[DIRECTION]: Set down each record exactly as written.

[EXERCISE MATERIALS]:
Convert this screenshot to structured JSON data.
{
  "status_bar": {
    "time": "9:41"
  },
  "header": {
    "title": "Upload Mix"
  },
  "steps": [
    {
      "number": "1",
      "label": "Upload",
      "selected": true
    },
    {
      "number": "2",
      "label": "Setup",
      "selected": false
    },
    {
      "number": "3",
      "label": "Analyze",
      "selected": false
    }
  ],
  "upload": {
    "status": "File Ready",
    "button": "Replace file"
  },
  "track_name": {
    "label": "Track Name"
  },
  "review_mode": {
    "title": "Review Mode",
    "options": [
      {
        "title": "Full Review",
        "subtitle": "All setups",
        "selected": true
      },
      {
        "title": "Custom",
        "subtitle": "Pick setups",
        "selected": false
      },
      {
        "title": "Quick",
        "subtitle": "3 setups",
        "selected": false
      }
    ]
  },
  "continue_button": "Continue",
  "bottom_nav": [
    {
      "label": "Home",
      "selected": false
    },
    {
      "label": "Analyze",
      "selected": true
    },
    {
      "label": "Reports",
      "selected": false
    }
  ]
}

[SOLUTION FOR THIS TASK]:
Convert this screenshot to structured JSON data.
{
  "status_bar": {
    "time": "9:41"
  },
  "header": {
    "title": "Upload Mix"
  },
  "steps": [
    {
      "number": "1",
      "label": "Upload",
      "selected": true
    },
    {
      "number": "2",
      "label": "Setup",
      "selected": false
    },
    {
      "number": "3",
      "label": "Analyze",
      "selected": false
    }
  ],
  "upload": {
    "status": "File Ready",
    "button": "Replace file"
  },
  "track_name": {
    "label": "Track Name"
  },
  "review_mode": {
    "title": "Review Mode",
    "options": [
      {
        "title": "Full Review",
        "subtitle": "All setups",
        "selected": true
      },
      {
        "title": "Custom",
        "subtitle": "Pick setups",
        "selected": false
      },
      {
        "title": "Quick",
        "subtitle": "3 setups",
        "selected": false
      }
    ]
  },
  "continue_button": "Continue",
  "bottom_nav": [
    {
      "label": "Home",
      "selected": false
    },
    {
      "label": "Analyze",
      "selected": true
    },
    {
      "label": "Reports",
      "selected": false
    }
  ]
}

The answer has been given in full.